___ GIVEN INFORMATION ___

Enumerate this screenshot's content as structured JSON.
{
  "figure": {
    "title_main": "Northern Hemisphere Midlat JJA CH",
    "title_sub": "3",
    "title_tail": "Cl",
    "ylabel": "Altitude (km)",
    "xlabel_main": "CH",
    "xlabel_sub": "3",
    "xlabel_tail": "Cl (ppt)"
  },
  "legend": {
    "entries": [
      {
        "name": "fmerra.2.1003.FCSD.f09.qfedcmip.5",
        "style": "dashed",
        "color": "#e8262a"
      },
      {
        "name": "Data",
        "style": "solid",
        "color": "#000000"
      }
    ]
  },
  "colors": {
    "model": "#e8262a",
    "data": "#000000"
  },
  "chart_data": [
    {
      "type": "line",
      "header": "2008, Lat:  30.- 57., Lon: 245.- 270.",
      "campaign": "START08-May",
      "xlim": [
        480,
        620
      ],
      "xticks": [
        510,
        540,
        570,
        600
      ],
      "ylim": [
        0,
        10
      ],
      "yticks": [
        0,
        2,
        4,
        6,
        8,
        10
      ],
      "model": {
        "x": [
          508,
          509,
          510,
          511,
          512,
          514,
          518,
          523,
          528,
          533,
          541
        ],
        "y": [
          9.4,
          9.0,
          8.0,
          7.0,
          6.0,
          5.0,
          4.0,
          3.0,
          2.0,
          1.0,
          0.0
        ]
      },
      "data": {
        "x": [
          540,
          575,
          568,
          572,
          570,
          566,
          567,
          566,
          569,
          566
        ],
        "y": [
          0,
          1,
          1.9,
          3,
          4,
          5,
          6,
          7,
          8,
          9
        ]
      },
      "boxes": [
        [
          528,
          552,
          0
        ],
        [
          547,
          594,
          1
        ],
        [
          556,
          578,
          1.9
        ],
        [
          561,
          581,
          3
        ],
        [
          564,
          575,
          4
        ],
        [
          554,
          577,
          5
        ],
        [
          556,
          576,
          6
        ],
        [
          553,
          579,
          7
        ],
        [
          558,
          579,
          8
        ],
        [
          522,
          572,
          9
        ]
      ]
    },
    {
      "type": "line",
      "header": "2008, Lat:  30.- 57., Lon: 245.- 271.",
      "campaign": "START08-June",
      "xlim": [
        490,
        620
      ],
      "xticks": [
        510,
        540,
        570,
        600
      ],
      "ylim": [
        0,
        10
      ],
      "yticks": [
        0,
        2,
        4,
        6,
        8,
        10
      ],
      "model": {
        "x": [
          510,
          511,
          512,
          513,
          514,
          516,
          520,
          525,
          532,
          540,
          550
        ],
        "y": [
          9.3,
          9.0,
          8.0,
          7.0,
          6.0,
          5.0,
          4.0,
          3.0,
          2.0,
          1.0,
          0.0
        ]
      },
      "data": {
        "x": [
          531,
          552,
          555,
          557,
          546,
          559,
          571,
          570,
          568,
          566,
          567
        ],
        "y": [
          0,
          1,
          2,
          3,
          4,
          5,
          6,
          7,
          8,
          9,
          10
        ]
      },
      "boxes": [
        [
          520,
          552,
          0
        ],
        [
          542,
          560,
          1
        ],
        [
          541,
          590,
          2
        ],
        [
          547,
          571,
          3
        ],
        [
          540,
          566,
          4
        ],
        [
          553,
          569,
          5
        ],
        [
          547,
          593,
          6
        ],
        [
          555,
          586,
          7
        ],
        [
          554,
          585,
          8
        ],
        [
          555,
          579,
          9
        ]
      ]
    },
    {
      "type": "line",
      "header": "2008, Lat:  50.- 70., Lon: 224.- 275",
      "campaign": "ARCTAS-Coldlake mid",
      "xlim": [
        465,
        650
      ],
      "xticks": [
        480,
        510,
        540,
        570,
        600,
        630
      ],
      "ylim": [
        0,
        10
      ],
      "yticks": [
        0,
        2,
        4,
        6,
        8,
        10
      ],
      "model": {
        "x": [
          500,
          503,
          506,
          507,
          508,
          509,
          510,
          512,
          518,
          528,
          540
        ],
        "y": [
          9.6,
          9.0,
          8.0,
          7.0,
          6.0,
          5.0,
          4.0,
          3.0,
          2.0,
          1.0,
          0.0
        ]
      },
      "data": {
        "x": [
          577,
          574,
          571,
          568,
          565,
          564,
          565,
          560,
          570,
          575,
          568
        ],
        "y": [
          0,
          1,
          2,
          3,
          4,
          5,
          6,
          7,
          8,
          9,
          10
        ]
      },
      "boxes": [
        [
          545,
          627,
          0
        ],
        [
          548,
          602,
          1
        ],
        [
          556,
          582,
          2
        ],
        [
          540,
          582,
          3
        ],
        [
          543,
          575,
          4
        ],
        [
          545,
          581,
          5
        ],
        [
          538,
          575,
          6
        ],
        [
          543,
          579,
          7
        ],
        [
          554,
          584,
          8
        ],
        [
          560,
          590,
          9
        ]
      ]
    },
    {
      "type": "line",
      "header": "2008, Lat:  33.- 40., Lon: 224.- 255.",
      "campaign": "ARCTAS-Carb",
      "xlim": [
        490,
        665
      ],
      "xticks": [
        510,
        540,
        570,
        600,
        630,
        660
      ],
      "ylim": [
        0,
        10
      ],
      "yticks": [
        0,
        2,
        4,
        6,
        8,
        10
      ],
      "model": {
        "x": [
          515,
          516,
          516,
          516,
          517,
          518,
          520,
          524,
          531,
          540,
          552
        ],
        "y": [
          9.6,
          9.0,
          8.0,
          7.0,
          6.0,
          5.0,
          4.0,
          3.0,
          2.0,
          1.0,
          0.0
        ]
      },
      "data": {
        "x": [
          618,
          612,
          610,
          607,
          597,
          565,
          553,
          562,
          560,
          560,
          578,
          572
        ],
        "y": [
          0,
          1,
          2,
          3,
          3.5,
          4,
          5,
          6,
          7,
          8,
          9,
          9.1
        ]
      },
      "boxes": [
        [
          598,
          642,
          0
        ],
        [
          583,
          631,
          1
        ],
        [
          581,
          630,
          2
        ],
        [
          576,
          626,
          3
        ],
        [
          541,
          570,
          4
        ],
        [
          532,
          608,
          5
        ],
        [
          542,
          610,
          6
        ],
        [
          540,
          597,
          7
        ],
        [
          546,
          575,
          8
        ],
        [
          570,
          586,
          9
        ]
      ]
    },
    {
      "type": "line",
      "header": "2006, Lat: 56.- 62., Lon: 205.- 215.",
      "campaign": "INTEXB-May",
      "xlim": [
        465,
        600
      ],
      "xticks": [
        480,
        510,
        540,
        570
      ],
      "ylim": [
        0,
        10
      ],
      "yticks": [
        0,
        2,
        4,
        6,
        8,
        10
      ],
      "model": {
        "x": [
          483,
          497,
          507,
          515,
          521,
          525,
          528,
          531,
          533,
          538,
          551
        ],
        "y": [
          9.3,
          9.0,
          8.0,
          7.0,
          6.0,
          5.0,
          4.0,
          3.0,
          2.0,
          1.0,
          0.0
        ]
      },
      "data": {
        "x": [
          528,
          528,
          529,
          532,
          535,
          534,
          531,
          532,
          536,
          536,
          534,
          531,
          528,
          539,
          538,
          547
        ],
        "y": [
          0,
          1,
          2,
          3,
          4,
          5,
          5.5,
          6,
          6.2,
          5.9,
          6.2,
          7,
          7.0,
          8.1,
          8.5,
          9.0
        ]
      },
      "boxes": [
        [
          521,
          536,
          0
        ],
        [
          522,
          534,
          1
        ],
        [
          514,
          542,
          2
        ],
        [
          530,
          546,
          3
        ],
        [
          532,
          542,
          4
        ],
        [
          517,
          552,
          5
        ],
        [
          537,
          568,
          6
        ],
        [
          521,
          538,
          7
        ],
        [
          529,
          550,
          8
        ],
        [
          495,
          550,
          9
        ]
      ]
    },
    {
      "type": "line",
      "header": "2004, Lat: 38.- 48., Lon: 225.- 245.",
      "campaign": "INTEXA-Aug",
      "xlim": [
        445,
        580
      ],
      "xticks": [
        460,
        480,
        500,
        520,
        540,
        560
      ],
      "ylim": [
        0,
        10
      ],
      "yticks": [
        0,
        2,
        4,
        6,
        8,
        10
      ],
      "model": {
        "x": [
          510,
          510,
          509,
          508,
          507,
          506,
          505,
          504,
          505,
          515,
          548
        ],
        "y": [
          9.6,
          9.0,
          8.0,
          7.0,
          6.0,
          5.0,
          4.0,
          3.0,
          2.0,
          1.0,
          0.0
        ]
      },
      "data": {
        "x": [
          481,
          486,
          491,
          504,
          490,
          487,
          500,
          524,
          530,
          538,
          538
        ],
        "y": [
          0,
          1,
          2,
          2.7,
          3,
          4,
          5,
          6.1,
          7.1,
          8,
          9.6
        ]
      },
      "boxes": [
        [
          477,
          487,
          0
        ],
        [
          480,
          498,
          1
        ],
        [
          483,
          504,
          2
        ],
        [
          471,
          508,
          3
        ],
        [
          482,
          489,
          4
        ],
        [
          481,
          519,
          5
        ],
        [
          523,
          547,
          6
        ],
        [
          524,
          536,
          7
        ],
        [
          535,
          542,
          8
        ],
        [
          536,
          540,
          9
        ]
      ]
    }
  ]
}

___

*WRITTEN TASK:*
Among the entries above, identify all lines with "campaign" and copy them.

*RESULT BELOW:*
      "campaign": "START08-May",
      "campaign": "START08-June",
      "campaign": "ARCTAS-Coldlake mid",
      "campaign": "ARCTAS-Carb",
      "campaign": "INTEXB-May",
      "campaign": "INTEXA-Aug",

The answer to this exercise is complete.